Every entry below must be repeated exactly; skip the pictures.
— begin Material for this task —
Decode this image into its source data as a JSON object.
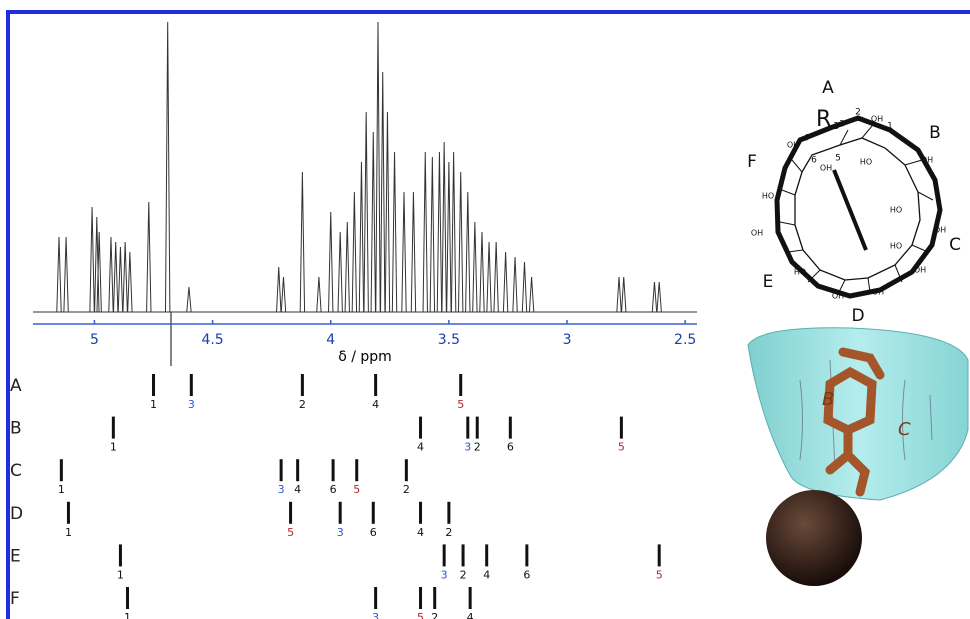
{
  "chart_data": {
    "type": "spectrum",
    "x_label": "δ / ppm",
    "xlim": [
      5.26,
      2.45
    ],
    "xticks": [
      5,
      4.5,
      4,
      3.5,
      3,
      2.5
    ],
    "ylim": [
      0,
      290
    ],
    "color": "#333333",
    "axis_color": "#3a5fcd",
    "peaks": {
      "x": [
        5.15,
        5.12,
        5.01,
        4.99,
        4.98,
        4.93,
        4.91,
        4.89,
        4.87,
        4.85,
        4.77,
        4.69,
        4.6,
        4.22,
        4.2,
        4.12,
        4.05,
        4.0,
        3.96,
        3.93,
        3.9,
        3.87,
        3.85,
        3.82,
        3.8,
        3.78,
        3.76,
        3.73,
        3.69,
        3.65,
        3.6,
        3.57,
        3.54,
        3.52,
        3.5,
        3.48,
        3.45,
        3.42,
        3.39,
        3.36,
        3.33,
        3.3,
        3.26,
        3.22,
        3.18,
        3.15,
        2.78,
        2.76,
        2.63,
        2.61
      ],
      "values": [
        75,
        75,
        105,
        95,
        80,
        75,
        70,
        65,
        70,
        60,
        110,
        290,
        25,
        45,
        35,
        140,
        35,
        100,
        80,
        90,
        120,
        150,
        200,
        180,
        290,
        240,
        200,
        160,
        120,
        120,
        160,
        155,
        160,
        170,
        150,
        160,
        140,
        120,
        90,
        80,
        70,
        70,
        60,
        55,
        50,
        35,
        35,
        35,
        30,
        30
      ]
    },
    "assignments": [
      {
        "name": "A",
        "x": [
          4.75,
          4.59,
          4.12,
          3.81,
          3.45
        ],
        "labels": [
          "1",
          "3",
          "2",
          "4",
          "5"
        ]
      },
      {
        "name": "B",
        "x": [
          4.92,
          3.62,
          3.42,
          3.38,
          3.24,
          2.77
        ],
        "labels": [
          "1",
          "4",
          "3",
          "2",
          "6",
          "5"
        ]
      },
      {
        "name": "C",
        "x": [
          5.14,
          4.21,
          4.14,
          3.99,
          3.89,
          3.68
        ],
        "labels": [
          "1",
          "3",
          "4",
          "6",
          "5",
          "2"
        ]
      },
      {
        "name": "D",
        "x": [
          5.11,
          4.17,
          3.96,
          3.82,
          3.62,
          3.5
        ],
        "labels": [
          "1",
          "5",
          "3",
          "6",
          "4",
          "2"
        ]
      },
      {
        "name": "E",
        "x": [
          4.89,
          3.52,
          3.44,
          3.34,
          3.17,
          2.61
        ],
        "labels": [
          "1",
          "3",
          "2",
          "4",
          "6",
          "5"
        ]
      },
      {
        "name": "F",
        "x": [
          4.86,
          3.81,
          3.62,
          3.56,
          3.41
        ],
        "labels": [
          "1",
          "3",
          "5",
          "2",
          "4"
        ]
      }
    ],
    "label_colors": {
      "3": "#2f55d4",
      "5": "#b5262a"
    }
  },
  "diagram": {
    "units": [
      "A",
      "B",
      "C",
      "D",
      "E",
      "F"
    ],
    "R": "R",
    "R_sub": "3",
    "atom_numbers": [
      "2",
      "1",
      "3",
      "4",
      "6",
      "5"
    ],
    "hydroxyls": [
      "OH",
      "OH",
      "HO",
      "OH",
      "OH",
      "HO",
      "OH",
      "HO",
      "OH",
      "OH",
      "OH",
      "HO",
      "OH",
      "HO"
    ]
  },
  "model": {
    "labels": [
      "B",
      "C"
    ]
  }
}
— end Material for this task —
Finished exercise:
Decode this image into its source data as a JSON object.
{
  "chart_data": {
    "type": "spectrum",
    "x_label": "δ / ppm",
    "xlim": [
      5.26,
      2.45
    ],
    "xticks": [
      5,
      4.5,
      4,
      3.5,
      3,
      2.5
    ],
    "ylim": [
      0,
      290
    ],
    "color": "#333333",
    "axis_color": "#3a5fcd",
    "peaks": {
      "x": [
        5.15,
        5.12,
        5.01,
        4.99,
        4.98,
        4.93,
        4.91,
        4.89,
        4.87,
        4.85,
        4.77,
        4.69,
        4.6,
        4.22,
        4.2,
        4.12,
        4.05,
        4.0,
        3.96,
        3.93,
        3.9,
        3.87,
        3.85,
        3.82,
        3.8,
        3.78,
        3.76,
        3.73,
        3.69,
        3.65,
        3.6,
        3.57,
        3.54,
        3.52,
        3.5,
        3.48,
        3.45,
        3.42,
        3.39,
        3.36,
        3.33,
        3.3,
        3.26,
        3.22,
        3.18,
        3.15,
        2.78,
        2.76,
        2.63,
        2.61
      ],
      "values": [
        75,
        75,
        105,
        95,
        80,
        75,
        70,
        65,
        70,
        60,
        110,
        290,
        25,
        45,
        35,
        140,
        35,
        100,
        80,
        90,
        120,
        150,
        200,
        180,
        290,
        240,
        200,
        160,
        120,
        120,
        160,
        155,
        160,
        170,
        150,
        160,
        140,
        120,
        90,
        80,
        70,
        70,
        60,
        55,
        50,
        35,
        35,
        35,
        30,
        30
      ]
    },
    "assignments": [
      {
        "name": "A",
        "x": [
          4.75,
          4.59,
          4.12,
          3.81,
          3.45
        ],
        "labels": [
          "1",
          "3",
          "2",
          "4",
          "5"
        ]
      },
      {
        "name": "B",
        "x": [
          4.92,
          3.62,
          3.42,
          3.38,
          3.24,
          2.77
        ],
        "labels": [
          "1",
          "4",
          "3",
          "2",
          "6",
          "5"
        ]
      },
      {
        "name": "C",
        "x": [
          5.14,
          4.21,
          4.14,
          3.99,
          3.89,
          3.68
        ],
        "labels": [
          "1",
          "3",
          "4",
          "6",
          "5",
          "2"
        ]
      },
      {
        "name": "D",
        "x": [
          5.11,
          4.17,
          3.96,
          3.82,
          3.62,
          3.5
        ],
        "labels": [
          "1",
          "5",
          "3",
          "6",
          "4",
          "2"
        ]
      },
      {
        "name": "E",
        "x": [
          4.89,
          3.52,
          3.44,
          3.34,
          3.17,
          2.61
        ],
        "labels": [
          "1",
          "3",
          "2",
          "4",
          "6",
          "5"
        ]
      },
      {
        "name": "F",
        "x": [
          4.86,
          3.81,
          3.62,
          3.56,
          3.41
        ],
        "labels": [
          "1",
          "3",
          "5",
          "2",
          "4"
        ]
      }
    ],
    "label_colors": {
      "3": "#2f55d4",
      "5": "#b5262a"
    }
  },
  "diagram": {
    "units": [
      "A",
      "B",
      "C",
      "D",
      "E",
      "F"
    ],
    "R": "R",
    "R_sub": "3",
    "atom_numbers": [
      "2",
      "1",
      "3",
      "4",
      "6",
      "5"
    ],
    "hydroxyls": [
      "OH",
      "OH",
      "HO",
      "OH",
      "OH",
      "HO",
      "OH",
      "HO",
      "OH",
      "OH",
      "OH",
      "HO",
      "OH",
      "HO"
    ]
  },
  "model": {
    "labels": [
      "B",
      "C"
    ]
  }
}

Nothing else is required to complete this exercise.